Reproduce the listing below in its entirety. Change nothing.

[Dataset rows]

◆ ◆ ◆ ◆

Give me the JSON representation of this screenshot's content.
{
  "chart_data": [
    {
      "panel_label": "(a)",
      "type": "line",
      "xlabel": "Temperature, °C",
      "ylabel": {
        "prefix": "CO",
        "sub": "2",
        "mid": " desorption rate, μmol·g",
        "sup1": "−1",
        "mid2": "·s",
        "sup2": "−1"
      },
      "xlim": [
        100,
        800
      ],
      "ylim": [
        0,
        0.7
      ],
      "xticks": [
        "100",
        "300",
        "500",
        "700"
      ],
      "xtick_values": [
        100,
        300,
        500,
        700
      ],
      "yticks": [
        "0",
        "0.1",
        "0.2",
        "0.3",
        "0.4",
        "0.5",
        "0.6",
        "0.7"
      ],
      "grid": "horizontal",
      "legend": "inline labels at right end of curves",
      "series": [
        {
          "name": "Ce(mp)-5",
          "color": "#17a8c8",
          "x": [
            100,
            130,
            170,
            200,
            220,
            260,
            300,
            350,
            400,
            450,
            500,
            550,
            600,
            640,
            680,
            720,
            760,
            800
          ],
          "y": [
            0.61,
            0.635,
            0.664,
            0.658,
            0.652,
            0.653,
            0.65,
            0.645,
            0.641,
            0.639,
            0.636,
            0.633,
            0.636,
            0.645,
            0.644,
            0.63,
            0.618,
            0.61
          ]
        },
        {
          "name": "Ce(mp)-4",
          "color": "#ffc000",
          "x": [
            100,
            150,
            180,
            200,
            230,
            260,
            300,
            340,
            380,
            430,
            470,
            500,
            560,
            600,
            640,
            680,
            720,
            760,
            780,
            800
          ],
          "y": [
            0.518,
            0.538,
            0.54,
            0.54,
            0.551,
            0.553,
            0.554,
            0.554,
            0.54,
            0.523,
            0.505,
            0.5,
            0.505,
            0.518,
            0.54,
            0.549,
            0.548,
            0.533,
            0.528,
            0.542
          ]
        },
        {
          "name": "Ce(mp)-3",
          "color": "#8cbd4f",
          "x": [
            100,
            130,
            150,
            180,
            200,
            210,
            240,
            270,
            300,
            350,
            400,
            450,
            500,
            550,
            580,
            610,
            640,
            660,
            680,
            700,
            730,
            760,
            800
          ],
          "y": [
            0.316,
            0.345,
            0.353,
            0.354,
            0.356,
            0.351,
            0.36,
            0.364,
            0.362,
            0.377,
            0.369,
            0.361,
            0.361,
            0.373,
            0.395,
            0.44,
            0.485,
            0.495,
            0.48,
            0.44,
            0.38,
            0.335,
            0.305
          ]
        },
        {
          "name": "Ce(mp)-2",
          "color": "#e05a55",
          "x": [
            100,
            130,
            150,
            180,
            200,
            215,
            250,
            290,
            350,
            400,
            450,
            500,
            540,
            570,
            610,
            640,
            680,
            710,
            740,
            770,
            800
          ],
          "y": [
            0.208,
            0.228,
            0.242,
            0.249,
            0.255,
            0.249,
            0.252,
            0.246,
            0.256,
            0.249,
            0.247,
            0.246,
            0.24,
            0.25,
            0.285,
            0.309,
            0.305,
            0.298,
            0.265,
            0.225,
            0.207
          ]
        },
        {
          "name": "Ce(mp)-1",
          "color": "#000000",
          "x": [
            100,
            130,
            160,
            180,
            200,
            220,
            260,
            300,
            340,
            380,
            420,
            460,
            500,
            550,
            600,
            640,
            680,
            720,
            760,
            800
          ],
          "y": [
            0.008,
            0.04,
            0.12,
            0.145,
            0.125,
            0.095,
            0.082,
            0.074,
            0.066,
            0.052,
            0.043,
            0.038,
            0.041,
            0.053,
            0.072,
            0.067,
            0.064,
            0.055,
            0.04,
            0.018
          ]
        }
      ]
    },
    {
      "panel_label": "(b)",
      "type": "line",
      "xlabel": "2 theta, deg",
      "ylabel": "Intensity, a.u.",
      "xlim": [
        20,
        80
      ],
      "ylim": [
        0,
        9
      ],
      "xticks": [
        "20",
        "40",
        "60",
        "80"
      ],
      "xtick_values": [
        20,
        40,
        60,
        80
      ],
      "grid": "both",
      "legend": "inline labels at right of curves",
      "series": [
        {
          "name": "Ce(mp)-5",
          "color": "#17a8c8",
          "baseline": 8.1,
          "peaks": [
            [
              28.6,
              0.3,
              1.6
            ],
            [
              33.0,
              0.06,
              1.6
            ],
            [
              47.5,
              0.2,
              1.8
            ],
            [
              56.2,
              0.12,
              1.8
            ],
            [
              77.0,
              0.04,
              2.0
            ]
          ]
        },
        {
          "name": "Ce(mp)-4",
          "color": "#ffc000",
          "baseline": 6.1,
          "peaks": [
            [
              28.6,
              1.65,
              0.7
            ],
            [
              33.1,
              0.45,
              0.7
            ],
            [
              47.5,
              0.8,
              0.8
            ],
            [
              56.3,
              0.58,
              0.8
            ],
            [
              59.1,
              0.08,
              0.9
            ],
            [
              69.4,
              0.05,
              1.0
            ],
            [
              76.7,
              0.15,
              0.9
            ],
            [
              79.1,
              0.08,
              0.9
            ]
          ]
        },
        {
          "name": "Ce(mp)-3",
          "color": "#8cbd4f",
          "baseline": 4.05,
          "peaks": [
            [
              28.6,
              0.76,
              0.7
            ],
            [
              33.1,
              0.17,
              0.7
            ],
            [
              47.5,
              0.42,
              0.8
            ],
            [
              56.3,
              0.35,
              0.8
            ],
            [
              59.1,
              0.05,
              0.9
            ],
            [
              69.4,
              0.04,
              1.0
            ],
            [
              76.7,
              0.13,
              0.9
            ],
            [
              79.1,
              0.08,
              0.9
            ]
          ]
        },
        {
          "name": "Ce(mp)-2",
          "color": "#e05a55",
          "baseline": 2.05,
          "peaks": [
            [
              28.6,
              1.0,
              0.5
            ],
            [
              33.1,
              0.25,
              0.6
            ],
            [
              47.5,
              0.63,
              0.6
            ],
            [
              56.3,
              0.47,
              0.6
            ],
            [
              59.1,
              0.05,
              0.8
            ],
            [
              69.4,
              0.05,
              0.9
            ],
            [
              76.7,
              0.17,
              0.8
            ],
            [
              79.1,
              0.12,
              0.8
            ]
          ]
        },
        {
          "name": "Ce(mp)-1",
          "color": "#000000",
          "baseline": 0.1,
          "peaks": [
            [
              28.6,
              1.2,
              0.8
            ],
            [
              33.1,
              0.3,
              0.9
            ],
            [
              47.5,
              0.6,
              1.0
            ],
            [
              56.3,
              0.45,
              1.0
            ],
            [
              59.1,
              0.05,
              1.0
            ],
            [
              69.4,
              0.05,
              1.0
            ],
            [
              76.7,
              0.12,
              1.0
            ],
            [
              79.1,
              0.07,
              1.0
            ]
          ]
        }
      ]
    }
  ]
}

◆ ◆ ◆ ◆

## TASK RESPONSE
Give me the JSON representation of this screenshot's content.
{
  "chart_data": [
    {
      "panel_label": "(a)",
      "type": "line",
      "xlabel": "Temperature, °C",
      "ylabel": {
        "prefix": "CO",
        "sub": "2",
        "mid": " desorption rate, μmol·g",
        "sup1": "−1",
        "mid2": "·s",
        "sup2": "−1"
      },
      "xlim": [
        100,
        800
      ],
      "ylim": [
        0,
        0.7
      ],
      "xticks": [
        "100",
        "300",
        "500",
        "700"
      ],
      "xtick_values": [
        100,
        300,
        500,
        700
      ],
      "yticks": [
        "0",
        "0.1",
        "0.2",
        "0.3",
        "0.4",
        "0.5",
        "0.6",
        "0.7"
      ],
      "grid": "horizontal",
      "legend": "inline labels at right end of curves",
      "series": [
        {
          "name": "Ce(mp)-5",
          "color": "#17a8c8",
          "x": [
            100,
            130,
            170,
            200,
            220,
            260,
            300,
            350,
            400,
            450,
            500,
            550,
            600,
            640,
            680,
            720,
            760,
            800
          ],
          "y": [
            0.61,
            0.635,
            0.664,
            0.658,
            0.652,
            0.653,
            0.65,
            0.645,
            0.641,
            0.639,
            0.636,
            0.633,
            0.636,
            0.645,
            0.644,
            0.63,
            0.618,
            0.61
          ]
        },
        {
          "name": "Ce(mp)-4",
          "color": "#ffc000",
          "x": [
            100,
            150,
            180,
            200,
            230,
            260,
            300,
            340,
            380,
            430,
            470,
            500,
            560,
            600,
            640,
            680,
            720,
            760,
            780,
            800
          ],
          "y": [
            0.518,
            0.538,
            0.54,
            0.54,
            0.551,
            0.553,
            0.554,
            0.554,
            0.54,
            0.523,
            0.505,
            0.5,
            0.505,
            0.518,
            0.54,
            0.549,
            0.548,
            0.533,
            0.528,
            0.542
          ]
        },
        {
          "name": "Ce(mp)-3",
          "color": "#8cbd4f",
          "x": [
            100,
            130,
            150,
            180,
            200,
            210,
            240,
            270,
            300,
            350,
            400,
            450,
            500,
            550,
            580,
            610,
            640,
            660,
            680,
            700,
            730,
            760,
            800
          ],
          "y": [
            0.316,
            0.345,
            0.353,
            0.354,
            0.356,
            0.351,
            0.36,
            0.364,
            0.362,
            0.377,
            0.369,
            0.361,
            0.361,
            0.373,
            0.395,
            0.44,
            0.485,
            0.495,
            0.48,
            0.44,
            0.38,
            0.335,
            0.305
          ]
        },
        {
          "name": "Ce(mp)-2",
          "color": "#e05a55",
          "x": [
            100,
            130,
            150,
            180,
            200,
            215,
            250,
            290,
            350,
            400,
            450,
            500,
            540,
            570,
            610,
            640,
            680,
            710,
            740,
            770,
            800
          ],
          "y": [
            0.208,
            0.228,
            0.242,
            0.249,
            0.255,
            0.249,
            0.252,
            0.246,
            0.256,
            0.249,
            0.247,
            0.246,
            0.24,
            0.25,
            0.285,
            0.309,
            0.305,
            0.298,
            0.265,
            0.225,
            0.207
          ]
        },
        {
          "name": "Ce(mp)-1",
          "color": "#000000",
          "x": [
            100,
            130,
            160,
            180,
            200,
            220,
            260,
            300,
            340,
            380,
            420,
            460,
            500,
            550,
            600,
            640,
            680,
            720,
            760,
            800
          ],
          "y": [
            0.008,
            0.04,
            0.12,
            0.145,
            0.125,
            0.095,
            0.082,
            0.074,
            0.066,
            0.052,
            0.043,
            0.038,
            0.041,
            0.053,
            0.072,
            0.067,
            0.064,
            0.055,
            0.04,
            0.018
          ]
        }
      ]
    },
    {
      "panel_label": "(b)",
      "type": "line",
      "xlabel": "2 theta, deg",
      "ylabel": "Intensity, a.u.",
      "xlim": [
        20,
        80
      ],
      "ylim": [
        0,
        9
      ],
      "xticks": [
        "20",
        "40",
        "60",
        "80"
      ],
      "xtick_values": [
        20,
        40,
        60,
        80
      ],
      "grid": "both",
      "legend": "inline labels at right of curves",
      "series": [
        {
          "name": "Ce(mp)-5",
          "color": "#17a8c8",
          "baseline": 8.1,
          "peaks": [
            [
              28.6,
              0.3,
              1.6
            ],
            [
              33.0,
              0.06,
              1.6
            ],
            [
              47.5,
              0.2,
              1.8
            ],
            [
              56.2,
              0.12,
              1.8
            ],
            [
              77.0,
              0.04,
              2.0
            ]
          ]
        },
        {
          "name": "Ce(mp)-4",
          "color": "#ffc000",
          "baseline": 6.1,
          "peaks": [
            [
              28.6,
              1.65,
              0.7
            ],
            [
              33.1,
              0.45,
              0.7
            ],
            [
              47.5,
              0.8,
              0.8
            ],
            [
              56.3,
              0.58,
              0.8
            ],
            [
              59.1,
              0.08,
              0.9
            ],
            [
              69.4,
              0.05,
              1.0
            ],
            [
              76.7,
              0.15,
              0.9
            ],
            [
              79.1,
              0.08,
              0.9
            ]
          ]
        },
        {
          "name": "Ce(mp)-3",
          "color": "#8cbd4f",
          "baseline": 4.05,
          "peaks": [
            [
              28.6,
              0.76,
              0.7
            ],
            [
              33.1,
              0.17,
              0.7
            ],
            [
              47.5,
              0.42,
              0.8
            ],
            [
              56.3,
              0.35,
              0.8
            ],
            [
              59.1,
              0.05,
              0.9
            ],
            [
              69.4,
              0.04,
              1.0
            ],
            [
              76.7,
              0.13,
              0.9
            ],
            [
              79.1,
              0.08,
              0.9
            ]
          ]
        },
        {
          "name": "Ce(mp)-2",
          "color": "#e05a55",
          "baseline": 2.05,
          "peaks": [
            [
              28.6,
              1.0,
              0.5
            ],
            [
              33.1,
              0.25,
              0.6
            ],
            [
              47.5,
              0.63,
              0.6
            ],
            [
              56.3,
              0.47,
              0.6
            ],
            [
              59.1,
              0.05,
              0.8
            ],
            [
              69.4,
              0.05,
              0.9
            ],
            [
              76.7,
              0.17,
              0.8
            ],
            [
              79.1,
              0.12,
              0.8
            ]
          ]
        },
        {
          "name": "Ce(mp)-1",
          "color": "#000000",
          "baseline": 0.1,
          "peaks": [
            [
              28.6,
              1.2,
              0.8
            ],
            [
              33.1,
              0.3,
              0.9
            ],
            [
              47.5,
              0.6,
              1.0
            ],
            [
              56.3,
              0.45,
              1.0
            ],
            [
              59.1,
              0.05,
              1.0
            ],
            [
              69.4,
              0.05,
              1.0
            ],
            [
              76.7,
              0.12,
              1.0
            ],
            [
              79.1,
              0.07,
              1.0
            ]
          ]
        }
      ]
    }
  ]
}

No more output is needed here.